:: THE PROBLEM ::
Write down each of the records again, exactly and in full.

[GIVEN DATA — start]

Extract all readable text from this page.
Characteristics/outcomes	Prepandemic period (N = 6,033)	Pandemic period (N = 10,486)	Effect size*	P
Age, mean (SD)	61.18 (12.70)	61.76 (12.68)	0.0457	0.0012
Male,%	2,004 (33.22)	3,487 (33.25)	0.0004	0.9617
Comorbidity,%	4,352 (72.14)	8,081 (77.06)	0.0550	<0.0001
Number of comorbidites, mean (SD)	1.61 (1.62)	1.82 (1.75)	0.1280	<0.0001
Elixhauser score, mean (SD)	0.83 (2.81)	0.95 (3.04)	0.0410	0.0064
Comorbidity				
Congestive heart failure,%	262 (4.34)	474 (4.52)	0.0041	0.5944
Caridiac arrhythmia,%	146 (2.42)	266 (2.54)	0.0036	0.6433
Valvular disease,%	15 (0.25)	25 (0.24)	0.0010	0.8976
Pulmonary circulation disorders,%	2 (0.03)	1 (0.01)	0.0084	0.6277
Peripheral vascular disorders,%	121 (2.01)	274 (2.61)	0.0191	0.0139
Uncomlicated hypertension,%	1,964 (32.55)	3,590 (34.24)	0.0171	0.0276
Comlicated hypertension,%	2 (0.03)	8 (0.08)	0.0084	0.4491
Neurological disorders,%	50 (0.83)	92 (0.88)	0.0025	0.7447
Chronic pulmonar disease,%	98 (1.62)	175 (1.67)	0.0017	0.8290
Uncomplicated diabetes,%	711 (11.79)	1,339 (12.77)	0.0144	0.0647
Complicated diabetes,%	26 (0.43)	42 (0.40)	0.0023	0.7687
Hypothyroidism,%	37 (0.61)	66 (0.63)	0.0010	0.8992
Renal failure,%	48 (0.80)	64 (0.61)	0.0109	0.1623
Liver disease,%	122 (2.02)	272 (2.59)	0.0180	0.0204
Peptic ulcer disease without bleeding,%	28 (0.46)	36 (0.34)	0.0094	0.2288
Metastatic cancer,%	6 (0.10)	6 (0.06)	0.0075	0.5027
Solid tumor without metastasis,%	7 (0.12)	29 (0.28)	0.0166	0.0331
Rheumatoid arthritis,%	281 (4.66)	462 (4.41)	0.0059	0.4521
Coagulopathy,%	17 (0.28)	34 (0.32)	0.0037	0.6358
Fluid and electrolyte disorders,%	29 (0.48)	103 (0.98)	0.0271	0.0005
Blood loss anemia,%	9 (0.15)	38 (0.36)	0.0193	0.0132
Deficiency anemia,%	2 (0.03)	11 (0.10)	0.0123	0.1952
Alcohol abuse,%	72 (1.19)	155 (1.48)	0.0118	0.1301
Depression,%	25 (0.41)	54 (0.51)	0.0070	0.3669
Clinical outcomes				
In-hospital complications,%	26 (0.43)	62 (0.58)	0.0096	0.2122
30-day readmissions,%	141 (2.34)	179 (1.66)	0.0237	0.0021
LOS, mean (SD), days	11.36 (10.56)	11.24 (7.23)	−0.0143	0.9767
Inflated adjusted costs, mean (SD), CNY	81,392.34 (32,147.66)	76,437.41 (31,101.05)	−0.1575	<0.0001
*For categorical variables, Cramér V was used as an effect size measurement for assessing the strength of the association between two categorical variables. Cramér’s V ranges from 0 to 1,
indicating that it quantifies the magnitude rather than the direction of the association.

[GIVEN DATA — finish]

:: SOLUTION FOR THIS EXERCISE ::
Extract all readable text from this page.
Characteristics/outcomes	Prepandemic period (N = 6,033)	Pandemic period (N = 10,486)	Effect size*	P
Age, mean (SD)	61.18 (12.70)	61.76 (12.68)	0.0457	0.0012
Male,%	2,004 (33.22)	3,487 (33.25)	0.0004	0.9617
Comorbidity,%	4,352 (72.14)	8,081 (77.06)	0.0550	<0.0001
Number of comorbidites, mean (SD)	1.61 (1.62)	1.82 (1.75)	0.1280	<0.0001
Elixhauser score, mean (SD)	0.83 (2.81)	0.95 (3.04)	0.0410	0.0064
Comorbidity				
Congestive heart failure,%	262 (4.34)	474 (4.52)	0.0041	0.5944
Caridiac arrhythmia,%	146 (2.42)	266 (2.54)	0.0036	0.6433
Valvular disease,%	15 (0.25)	25 (0.24)	0.0010	0.8976
Pulmonary circulation disorders,%	2 (0.03)	1 (0.01)	0.0084	0.6277
Peripheral vascular disorders,%	121 (2.01)	274 (2.61)	0.0191	0.0139
Uncomlicated hypertension,%	1,964 (32.55)	3,590 (34.24)	0.0171	0.0276
Comlicated hypertension,%	2 (0.03)	8 (0.08)	0.0084	0.4491
Neurological disorders,%	50 (0.83)	92 (0.88)	0.0025	0.7447
Chronic pulmonar disease,%	98 (1.62)	175 (1.67)	0.0017	0.8290
Uncomplicated diabetes,%	711 (11.79)	1,339 (12.77)	0.0144	0.0647
Complicated diabetes,%	26 (0.43)	42 (0.40)	0.0023	0.7687
Hypothyroidism,%	37 (0.61)	66 (0.63)	0.0010	0.8992
Renal failure,%	48 (0.80)	64 (0.61)	0.0109	0.1623
Liver disease,%	122 (2.02)	272 (2.59)	0.0180	0.0204
Peptic ulcer disease without bleeding,%	28 (0.46)	36 (0.34)	0.0094	0.2288
Metastatic cancer,%	6 (0.10)	6 (0.06)	0.0075	0.5027
Solid tumor without metastasis,%	7 (0.12)	29 (0.28)	0.0166	0.0331
Rheumatoid arthritis,%	281 (4.66)	462 (4.41)	0.0059	0.4521
Coagulopathy,%	17 (0.28)	34 (0.32)	0.0037	0.6358
Fluid and electrolyte disorders,%	29 (0.48)	103 (0.98)	0.0271	0.0005
Blood loss anemia,%	9 (0.15)	38 (0.36)	0.0193	0.0132
Deficiency anemia,%	2 (0.03)	11 (0.10)	0.0123	0.1952
Alcohol abuse,%	72 (1.19)	155 (1.48)	0.0118	0.1301
Depression,%	25 (0.41)	54 (0.51)	0.0070	0.3669
Clinical outcomes				
In-hospital complications,%	26 (0.43)	62 (0.58)	0.0096	0.2122
30-day readmissions,%	141 (2.34)	179 (1.66)	0.0237	0.0021
LOS, mean (SD), days	11.36 (10.56)	11.24 (7.23)	−0.0143	0.9767
Inflated adjusted costs, mean (SD), CNY	81,392.34 (32,147.66)	76,437.41 (31,101.05)	−0.1575	<0.0001
*For categorical variables, Cramér V was used as an effect size measurement for assessing the strength of the association between two categorical variables. Cramér’s V ranges from 0 to 1,
indicating that it quantifies the magnitude rather than the direction of the association.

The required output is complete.